Pick out the lines in the listing below that contain the word "legend" and copy them.

• Supplied records:
┌──

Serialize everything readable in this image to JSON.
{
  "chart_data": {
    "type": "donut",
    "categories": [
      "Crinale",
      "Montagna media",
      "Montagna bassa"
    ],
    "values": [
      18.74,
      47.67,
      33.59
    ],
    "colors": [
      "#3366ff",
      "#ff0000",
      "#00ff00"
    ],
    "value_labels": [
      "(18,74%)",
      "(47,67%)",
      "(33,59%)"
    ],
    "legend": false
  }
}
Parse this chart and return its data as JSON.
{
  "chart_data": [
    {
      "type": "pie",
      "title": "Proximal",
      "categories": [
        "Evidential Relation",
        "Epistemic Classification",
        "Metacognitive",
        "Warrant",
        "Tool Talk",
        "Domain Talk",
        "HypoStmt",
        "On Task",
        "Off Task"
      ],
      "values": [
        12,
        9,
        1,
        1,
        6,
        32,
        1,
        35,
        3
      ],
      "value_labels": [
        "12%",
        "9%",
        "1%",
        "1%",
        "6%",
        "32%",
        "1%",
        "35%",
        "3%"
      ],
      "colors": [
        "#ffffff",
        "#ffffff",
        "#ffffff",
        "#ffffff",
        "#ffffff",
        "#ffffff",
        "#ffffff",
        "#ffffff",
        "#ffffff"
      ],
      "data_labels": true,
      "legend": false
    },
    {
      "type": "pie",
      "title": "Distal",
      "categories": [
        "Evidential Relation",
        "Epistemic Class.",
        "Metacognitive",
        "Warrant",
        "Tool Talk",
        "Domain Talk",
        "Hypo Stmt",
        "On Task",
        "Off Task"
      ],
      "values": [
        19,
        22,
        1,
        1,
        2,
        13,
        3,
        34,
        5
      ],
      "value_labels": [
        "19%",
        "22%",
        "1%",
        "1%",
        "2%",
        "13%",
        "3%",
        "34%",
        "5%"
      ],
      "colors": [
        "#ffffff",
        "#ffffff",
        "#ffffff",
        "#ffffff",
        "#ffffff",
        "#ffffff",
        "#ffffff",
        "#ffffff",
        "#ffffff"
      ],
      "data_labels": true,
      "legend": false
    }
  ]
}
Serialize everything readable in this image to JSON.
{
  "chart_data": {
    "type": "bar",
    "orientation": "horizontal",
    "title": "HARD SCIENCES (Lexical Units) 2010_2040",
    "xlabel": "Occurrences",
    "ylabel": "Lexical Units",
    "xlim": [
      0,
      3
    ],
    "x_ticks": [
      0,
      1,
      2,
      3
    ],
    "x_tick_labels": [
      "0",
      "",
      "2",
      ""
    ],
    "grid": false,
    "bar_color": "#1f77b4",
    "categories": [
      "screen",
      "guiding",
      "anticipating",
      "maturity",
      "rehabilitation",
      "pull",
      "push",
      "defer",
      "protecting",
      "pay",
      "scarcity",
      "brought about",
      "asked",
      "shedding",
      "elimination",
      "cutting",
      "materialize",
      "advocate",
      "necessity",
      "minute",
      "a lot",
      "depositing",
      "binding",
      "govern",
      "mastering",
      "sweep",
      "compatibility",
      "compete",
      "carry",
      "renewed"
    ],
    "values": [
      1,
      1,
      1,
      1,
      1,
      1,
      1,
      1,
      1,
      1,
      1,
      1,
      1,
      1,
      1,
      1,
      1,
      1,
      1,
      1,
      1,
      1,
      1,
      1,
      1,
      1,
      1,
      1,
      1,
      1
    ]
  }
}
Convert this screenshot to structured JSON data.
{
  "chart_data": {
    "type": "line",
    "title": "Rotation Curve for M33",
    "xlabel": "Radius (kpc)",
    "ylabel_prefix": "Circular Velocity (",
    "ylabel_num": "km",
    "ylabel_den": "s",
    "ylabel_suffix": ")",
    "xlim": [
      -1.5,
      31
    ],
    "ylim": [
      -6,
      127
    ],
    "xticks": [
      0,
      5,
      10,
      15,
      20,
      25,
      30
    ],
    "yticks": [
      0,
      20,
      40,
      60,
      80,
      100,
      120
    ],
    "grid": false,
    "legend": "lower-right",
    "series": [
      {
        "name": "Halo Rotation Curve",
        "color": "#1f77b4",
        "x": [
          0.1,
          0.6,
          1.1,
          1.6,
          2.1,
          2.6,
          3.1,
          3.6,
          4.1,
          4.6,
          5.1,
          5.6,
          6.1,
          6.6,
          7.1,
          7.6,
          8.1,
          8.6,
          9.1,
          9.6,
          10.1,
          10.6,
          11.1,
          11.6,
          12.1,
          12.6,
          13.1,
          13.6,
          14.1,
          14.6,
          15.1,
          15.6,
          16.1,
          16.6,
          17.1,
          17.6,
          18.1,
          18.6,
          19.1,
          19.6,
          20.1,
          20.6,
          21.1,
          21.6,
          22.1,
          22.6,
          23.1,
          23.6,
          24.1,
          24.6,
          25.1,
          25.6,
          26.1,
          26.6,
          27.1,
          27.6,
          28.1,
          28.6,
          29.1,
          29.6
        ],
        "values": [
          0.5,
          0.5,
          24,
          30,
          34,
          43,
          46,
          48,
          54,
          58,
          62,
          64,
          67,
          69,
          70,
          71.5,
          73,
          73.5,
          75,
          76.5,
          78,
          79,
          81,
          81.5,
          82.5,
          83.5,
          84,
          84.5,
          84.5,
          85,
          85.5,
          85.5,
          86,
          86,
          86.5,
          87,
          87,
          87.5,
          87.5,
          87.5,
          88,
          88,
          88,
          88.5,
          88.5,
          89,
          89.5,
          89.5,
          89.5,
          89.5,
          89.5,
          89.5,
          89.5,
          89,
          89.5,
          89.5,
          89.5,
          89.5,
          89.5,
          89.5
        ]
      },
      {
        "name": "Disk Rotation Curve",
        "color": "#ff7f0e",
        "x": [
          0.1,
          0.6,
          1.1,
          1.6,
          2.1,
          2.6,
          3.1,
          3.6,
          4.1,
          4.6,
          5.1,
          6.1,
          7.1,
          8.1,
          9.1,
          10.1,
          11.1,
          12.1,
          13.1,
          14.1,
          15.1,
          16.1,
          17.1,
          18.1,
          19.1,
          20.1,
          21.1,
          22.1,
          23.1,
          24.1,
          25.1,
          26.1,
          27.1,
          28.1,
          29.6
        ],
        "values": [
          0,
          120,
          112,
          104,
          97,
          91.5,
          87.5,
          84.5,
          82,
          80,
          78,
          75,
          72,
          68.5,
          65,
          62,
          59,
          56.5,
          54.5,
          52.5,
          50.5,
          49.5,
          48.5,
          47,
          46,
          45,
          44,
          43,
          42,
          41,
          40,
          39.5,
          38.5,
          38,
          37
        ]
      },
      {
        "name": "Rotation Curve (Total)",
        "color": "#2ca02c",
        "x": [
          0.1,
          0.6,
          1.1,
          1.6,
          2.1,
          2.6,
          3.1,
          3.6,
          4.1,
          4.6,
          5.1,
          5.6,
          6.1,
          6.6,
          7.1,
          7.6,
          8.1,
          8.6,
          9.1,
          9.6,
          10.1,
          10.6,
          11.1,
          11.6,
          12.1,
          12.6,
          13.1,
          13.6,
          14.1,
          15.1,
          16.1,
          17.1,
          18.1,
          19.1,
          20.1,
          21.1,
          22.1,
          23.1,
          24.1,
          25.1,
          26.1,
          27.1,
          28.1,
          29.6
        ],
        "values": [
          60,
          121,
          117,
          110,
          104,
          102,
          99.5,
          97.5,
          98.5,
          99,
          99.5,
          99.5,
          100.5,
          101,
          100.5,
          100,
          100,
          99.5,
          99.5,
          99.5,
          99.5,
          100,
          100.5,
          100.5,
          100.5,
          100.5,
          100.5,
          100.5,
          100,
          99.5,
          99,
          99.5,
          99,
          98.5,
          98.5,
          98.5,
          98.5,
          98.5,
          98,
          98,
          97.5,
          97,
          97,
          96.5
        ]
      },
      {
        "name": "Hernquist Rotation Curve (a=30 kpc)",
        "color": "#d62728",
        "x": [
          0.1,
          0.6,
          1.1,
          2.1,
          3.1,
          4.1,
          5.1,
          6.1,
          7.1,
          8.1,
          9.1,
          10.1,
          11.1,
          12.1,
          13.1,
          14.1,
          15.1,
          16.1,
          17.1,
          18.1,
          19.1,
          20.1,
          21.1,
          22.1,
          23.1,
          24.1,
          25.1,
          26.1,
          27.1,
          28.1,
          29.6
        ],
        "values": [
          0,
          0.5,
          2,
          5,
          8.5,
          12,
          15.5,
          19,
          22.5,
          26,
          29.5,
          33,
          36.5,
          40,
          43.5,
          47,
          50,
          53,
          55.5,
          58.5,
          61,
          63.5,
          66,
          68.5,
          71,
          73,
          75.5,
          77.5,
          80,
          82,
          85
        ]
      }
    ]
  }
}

└──

• Written reply:
    "legend": false
      "legend": false
      "legend": false
    "legend": "lower-right",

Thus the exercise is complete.